━━ Task input ━━

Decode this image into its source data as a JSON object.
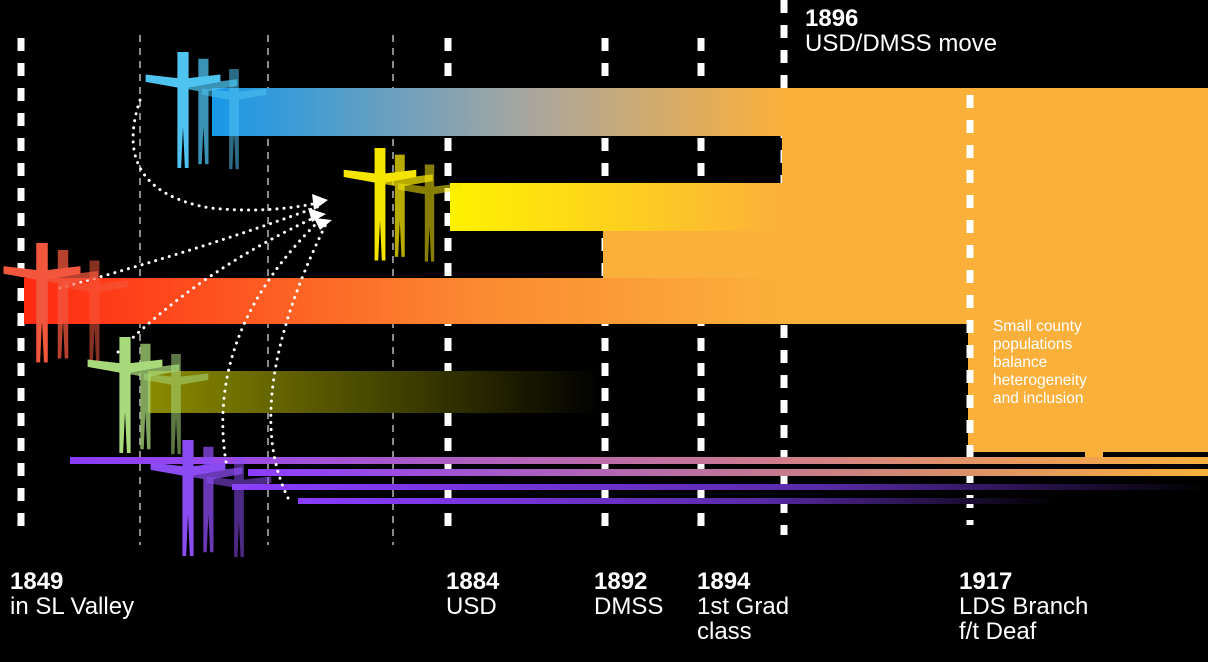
{
  "colors": {
    "background": "#000000",
    "orange": "#FBB03B",
    "blue": "#1EA0E6",
    "yellow": "#FFF200",
    "red": "#FF3A1A",
    "olive": "#8C8C00",
    "purple": "#8A3CFF",
    "figure_blue": "#4EC3F0",
    "figure_yellow": "#F5E400",
    "figure_red": "#F2573D",
    "figure_green": "#A8D97A",
    "figure_purple": "#8B4BF2"
  },
  "milestones": [
    {
      "year": "1849",
      "text": "in SL Valley"
    },
    {
      "year": "1884",
      "text": "USD"
    },
    {
      "year": "1892",
      "text": "DMSS"
    },
    {
      "year": "1894",
      "text": "1st Grad\nclass"
    },
    {
      "year": "1896",
      "text": "USD/DMSS move"
    },
    {
      "year": "1917",
      "text": "LDS Branch\nf/t Deaf"
    }
  ],
  "note": "Small county\npopulations\nbalance\nheterogeneity\nand inclusion",
  "icons": [
    "people-figure-icon"
  ]
}
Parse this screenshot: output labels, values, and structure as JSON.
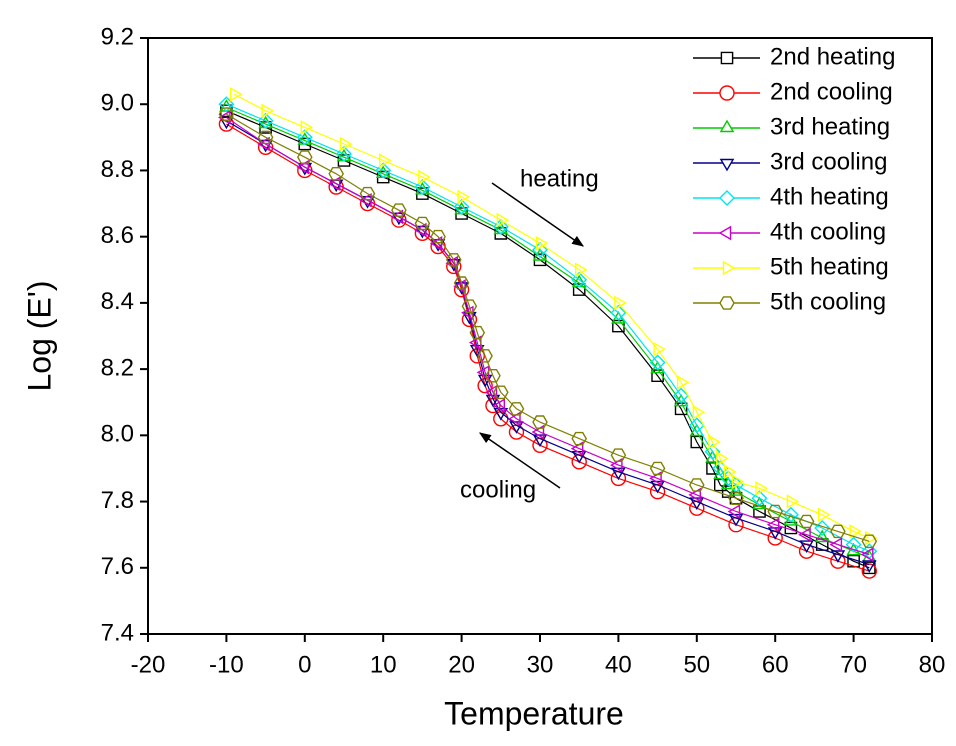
{
  "chart_data": {
    "type": "line",
    "x_label": "Temperature",
    "y_label": "Log (E')",
    "xlim": [
      -20,
      80
    ],
    "xticks": [
      -20,
      -10,
      0,
      10,
      20,
      30,
      40,
      50,
      60,
      70,
      80
    ],
    "ylim": [
      7.4,
      9.2
    ],
    "yticks": [
      7.4,
      7.6,
      7.8,
      {
        "value": 8,
        "label": "8.0"
      },
      8.2,
      8.4,
      8.6,
      8.8,
      {
        "value": 9,
        "label": "9.0"
      },
      9.2
    ],
    "legend": "top-right",
    "annotations": [
      "heating",
      "cooling"
    ],
    "series": [
      {
        "name": "2nd heating",
        "color": "#000000",
        "marker": "square",
        "x": [
          -10,
          -5,
          0,
          5,
          10,
          15,
          20,
          25,
          30,
          35,
          40,
          45,
          48,
          50,
          52,
          53,
          54,
          55,
          58,
          62,
          66,
          70,
          72
        ],
        "values": [
          8.98,
          8.93,
          8.88,
          8.83,
          8.78,
          8.73,
          8.67,
          8.61,
          8.53,
          8.44,
          8.33,
          8.18,
          8.08,
          7.98,
          7.9,
          7.85,
          7.83,
          7.81,
          7.77,
          7.72,
          7.67,
          7.62,
          7.6
        ]
      },
      {
        "name": "2nd cooling",
        "color": "#ff0000",
        "marker": "circle",
        "x": [
          72,
          68,
          64,
          60,
          55,
          50,
          45,
          40,
          35,
          30,
          27,
          25,
          24,
          23,
          22,
          21,
          20,
          19,
          17,
          15,
          12,
          8,
          4,
          0,
          -5,
          -10
        ],
        "values": [
          7.59,
          7.62,
          7.65,
          7.69,
          7.73,
          7.78,
          7.83,
          7.87,
          7.92,
          7.97,
          8.01,
          8.05,
          8.09,
          8.15,
          8.24,
          8.35,
          8.44,
          8.51,
          8.57,
          8.61,
          8.65,
          8.7,
          8.75,
          8.8,
          8.87,
          8.94
        ]
      },
      {
        "name": "3rd heating",
        "color": "#00cc00",
        "marker": "triangle-up",
        "x": [
          -10,
          -5,
          0,
          5,
          10,
          15,
          20,
          25,
          30,
          35,
          40,
          45,
          48,
          50,
          52,
          53,
          54,
          55,
          58,
          62,
          66,
          70,
          72
        ],
        "values": [
          8.99,
          8.94,
          8.89,
          8.84,
          8.79,
          8.74,
          8.68,
          8.62,
          8.54,
          8.46,
          8.35,
          8.2,
          8.1,
          8.01,
          7.93,
          7.88,
          7.85,
          7.83,
          7.79,
          7.74,
          7.69,
          7.65,
          7.63
        ]
      },
      {
        "name": "3rd cooling",
        "color": "#00008b",
        "marker": "triangle-down",
        "x": [
          72,
          68,
          64,
          60,
          55,
          50,
          45,
          40,
          35,
          30,
          27,
          25,
          24,
          23,
          22,
          21,
          20,
          19,
          17,
          15,
          12,
          8,
          4,
          0,
          -5,
          -10
        ],
        "values": [
          7.61,
          7.64,
          7.67,
          7.71,
          7.75,
          7.8,
          7.85,
          7.89,
          7.94,
          7.99,
          8.03,
          8.07,
          8.11,
          8.17,
          8.26,
          8.36,
          8.45,
          8.52,
          8.58,
          8.62,
          8.66,
          8.71,
          8.76,
          8.81,
          8.88,
          8.95
        ]
      },
      {
        "name": "4th heating",
        "color": "#00e5ee",
        "marker": "diamond",
        "x": [
          -10,
          -5,
          0,
          5,
          10,
          15,
          20,
          25,
          30,
          35,
          40,
          45,
          48,
          50,
          52,
          53,
          54,
          55,
          58,
          62,
          66,
          70,
          72
        ],
        "values": [
          9.0,
          8.95,
          8.9,
          8.85,
          8.8,
          8.75,
          8.69,
          8.63,
          8.56,
          8.47,
          8.37,
          8.22,
          8.12,
          8.03,
          7.95,
          7.9,
          7.87,
          7.85,
          7.81,
          7.76,
          7.72,
          7.67,
          7.65
        ]
      },
      {
        "name": "4th cooling",
        "color": "#cc00cc",
        "marker": "triangle-left",
        "x": [
          72,
          68,
          64,
          60,
          55,
          50,
          45,
          40,
          35,
          30,
          27,
          25,
          24,
          23,
          22,
          21,
          20,
          19,
          17,
          15,
          12,
          8,
          4,
          0,
          -5,
          -10
        ],
        "values": [
          7.64,
          7.67,
          7.7,
          7.73,
          7.77,
          7.82,
          7.87,
          7.91,
          7.96,
          8.01,
          8.05,
          8.09,
          8.13,
          8.19,
          8.28,
          8.37,
          8.45,
          8.52,
          8.58,
          8.62,
          8.66,
          8.71,
          8.76,
          8.81,
          8.88,
          8.96
        ]
      },
      {
        "name": "5th heating",
        "color": "#ffff00",
        "marker": "triangle-right",
        "x": [
          -9,
          -5,
          0,
          5,
          10,
          15,
          20,
          25,
          30,
          35,
          40,
          45,
          48,
          50,
          52,
          53,
          54,
          55,
          58,
          62,
          66,
          70,
          72
        ],
        "values": [
          9.03,
          8.98,
          8.93,
          8.88,
          8.83,
          8.78,
          8.72,
          8.65,
          8.58,
          8.5,
          8.4,
          8.26,
          8.16,
          8.07,
          7.98,
          7.93,
          7.89,
          7.86,
          7.84,
          7.8,
          7.76,
          7.71,
          7.69
        ]
      },
      {
        "name": "5th cooling",
        "color": "#808000",
        "marker": "hexagon",
        "x": [
          72,
          68,
          64,
          60,
          55,
          50,
          45,
          40,
          35,
          30,
          27,
          25,
          24,
          23,
          22,
          21,
          20,
          19,
          17,
          15,
          12,
          8,
          4,
          0,
          -5,
          -10
        ],
        "values": [
          7.68,
          7.71,
          7.74,
          7.77,
          7.81,
          7.85,
          7.9,
          7.94,
          7.99,
          8.04,
          8.08,
          8.13,
          8.18,
          8.24,
          8.31,
          8.39,
          8.46,
          8.53,
          8.6,
          8.64,
          8.68,
          8.73,
          8.79,
          8.84,
          8.9,
          8.97
        ]
      }
    ]
  }
}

━━━

_Given exercise:_
Keep every word of the data as it is when you write it out, but drop the pictures.

_Result of the exercise:_
Decode this image into its source data as a JSON object.
{
  "colors": {
    "background": "#000000",
    "orange": "#FBB03B",
    "blue": "#1EA0E6",
    "yellow": "#FFF200",
    "red": "#FF3A1A",
    "olive": "#8C8C00",
    "purple": "#8A3CFF",
    "figure_blue": "#4EC3F0",
    "figure_yellow": "#F5E400",
    "figure_red": "#F2573D",
    "figure_green": "#A8D97A",
    "figure_purple": "#8B4BF2"
  },
  "milestones": [
    {
      "year": "1849",
      "text": "in SL Valley"
    },
    {
      "year": "1884",
      "text": "USD"
    },
    {
      "year": "1892",
      "text": "DMSS"
    },
    {
      "year": "1894",
      "text": "1st Grad\nclass"
    },
    {
      "year": "1896",
      "text": "USD/DMSS move"
    },
    {
      "year": "1917",
      "text": "LDS Branch\nf/t Deaf"
    }
  ],
  "note": "Small county\npopulations\nbalance\nheterogeneity\nand inclusion",
  "icons": [
    "people-figure-icon"
  ]
}
Parse this screenshot: output labels, values, and structure as JSON.
{
  "chart_data": {
    "type": "line",
    "x_label": "Temperature",
    "y_label": "Log (E')",
    "xlim": [
      -20,
      80
    ],
    "xticks": [
      -20,
      -10,
      0,
      10,
      20,
      30,
      40,
      50,
      60,
      70,
      80
    ],
    "ylim": [
      7.4,
      9.2
    ],
    "yticks": [
      7.4,
      7.6,
      7.8,
      {
        "value": 8,
        "label": "8.0"
      },
      8.2,
      8.4,
      8.6,
      8.8,
      {
        "value": 9,
        "label": "9.0"
      },
      9.2
    ],
    "legend": "top-right",
    "annotations": [
      "heating",
      "cooling"
    ],
    "series": [
      {
        "name": "2nd heating",
        "color": "#000000",
        "marker": "square",
        "x": [
          -10,
          -5,
          0,
          5,
          10,
          15,
          20,
          25,
          30,
          35,
          40,
          45,
          48,
          50,
          52,
          53,
          54,
          55,
          58,
          62,
          66,
          70,
          72
        ],
        "values": [
          8.98,
          8.93,
          8.88,
          8.83,
          8.78,
          8.73,
          8.67,
          8.61,
          8.53,
          8.44,
          8.33,
          8.18,
          8.08,
          7.98,
          7.9,
          7.85,
          7.83,
          7.81,
          7.77,
          7.72,
          7.67,
          7.62,
          7.6
        ]
      },
      {
        "name": "2nd cooling",
        "color": "#ff0000",
        "marker": "circle",
        "x": [
          72,
          68,
          64,
          60,
          55,
          50,
          45,
          40,
          35,
          30,
          27,
          25,
          24,
          23,
          22,
          21,
          20,
          19,
          17,
          15,
          12,
          8,
          4,
          0,
          -5,
          -10
        ],
        "values": [
          7.59,
          7.62,
          7.65,
          7.69,
          7.73,
          7.78,
          7.83,
          7.87,
          7.92,
          7.97,
          8.01,
          8.05,
          8.09,
          8.15,
          8.24,
          8.35,
          8.44,
          8.51,
          8.57,
          8.61,
          8.65,
          8.7,
          8.75,
          8.8,
          8.87,
          8.94
        ]
      },
      {
        "name": "3rd heating",
        "color": "#00cc00",
        "marker": "triangle-up",
        "x": [
          -10,
          -5,
          0,
          5,
          10,
          15,
          20,
          25,
          30,
          35,
          40,
          45,
          48,
          50,
          52,
          53,
          54,
          55,
          58,
          62,
          66,
          70,
          72
        ],
        "values": [
          8.99,
          8.94,
          8.89,
          8.84,
          8.79,
          8.74,
          8.68,
          8.62,
          8.54,
          8.46,
          8.35,
          8.2,
          8.1,
          8.01,
          7.93,
          7.88,
          7.85,
          7.83,
          7.79,
          7.74,
          7.69,
          7.65,
          7.63
        ]
      },
      {
        "name": "3rd cooling",
        "color": "#00008b",
        "marker": "triangle-down",
        "x": [
          72,
          68,
          64,
          60,
          55,
          50,
          45,
          40,
          35,
          30,
          27,
          25,
          24,
          23,
          22,
          21,
          20,
          19,
          17,
          15,
          12,
          8,
          4,
          0,
          -5,
          -10
        ],
        "values": [
          7.61,
          7.64,
          7.67,
          7.71,
          7.75,
          7.8,
          7.85,
          7.89,
          7.94,
          7.99,
          8.03,
          8.07,
          8.11,
          8.17,
          8.26,
          8.36,
          8.45,
          8.52,
          8.58,
          8.62,
          8.66,
          8.71,
          8.76,
          8.81,
          8.88,
          8.95
        ]
      },
      {
        "name": "4th heating",
        "color": "#00e5ee",
        "marker": "diamond",
        "x": [
          -10,
          -5,
          0,
          5,
          10,
          15,
          20,
          25,
          30,
          35,
          40,
          45,
          48,
          50,
          52,
          53,
          54,
          55,
          58,
          62,
          66,
          70,
          72
        ],
        "values": [
          9.0,
          8.95,
          8.9,
          8.85,
          8.8,
          8.75,
          8.69,
          8.63,
          8.56,
          8.47,
          8.37,
          8.22,
          8.12,
          8.03,
          7.95,
          7.9,
          7.87,
          7.85,
          7.81,
          7.76,
          7.72,
          7.67,
          7.65
        ]
      },
      {
        "name": "4th cooling",
        "color": "#cc00cc",
        "marker": "triangle-left",
        "x": [
          72,
          68,
          64,
          60,
          55,
          50,
          45,
          40,
          35,
          30,
          27,
          25,
          24,
          23,
          22,
          21,
          20,
          19,
          17,
          15,
          12,
          8,
          4,
          0,
          -5,
          -10
        ],
        "values": [
          7.64,
          7.67,
          7.7,
          7.73,
          7.77,
          7.82,
          7.87,
          7.91,
          7.96,
          8.01,
          8.05,
          8.09,
          8.13,
          8.19,
          8.28,
          8.37,
          8.45,
          8.52,
          8.58,
          8.62,
          8.66,
          8.71,
          8.76,
          8.81,
          8.88,
          8.96
        ]
      },
      {
        "name": "5th heating",
        "color": "#ffff00",
        "marker": "triangle-right",
        "x": [
          -9,
          -5,
          0,
          5,
          10,
          15,
          20,
          25,
          30,
          35,
          40,
          45,
          48,
          50,
          52,
          53,
          54,
          55,
          58,
          62,
          66,
          70,
          72
        ],
        "values": [
          9.03,
          8.98,
          8.93,
          8.88,
          8.83,
          8.78,
          8.72,
          8.65,
          8.58,
          8.5,
          8.4,
          8.26,
          8.16,
          8.07,
          7.98,
          7.93,
          7.89,
          7.86,
          7.84,
          7.8,
          7.76,
          7.71,
          7.69
        ]
      },
      {
        "name": "5th cooling",
        "color": "#808000",
        "marker": "hexagon",
        "x": [
          72,
          68,
          64,
          60,
          55,
          50,
          45,
          40,
          35,
          30,
          27,
          25,
          24,
          23,
          22,
          21,
          20,
          19,
          17,
          15,
          12,
          8,
          4,
          0,
          -5,
          -10
        ],
        "values": [
          7.68,
          7.71,
          7.74,
          7.77,
          7.81,
          7.85,
          7.9,
          7.94,
          7.99,
          8.04,
          8.08,
          8.13,
          8.18,
          8.24,
          8.31,
          8.39,
          8.46,
          8.53,
          8.6,
          8.64,
          8.68,
          8.73,
          8.79,
          8.84,
          8.9,
          8.97
        ]
      }
    ]
  }
}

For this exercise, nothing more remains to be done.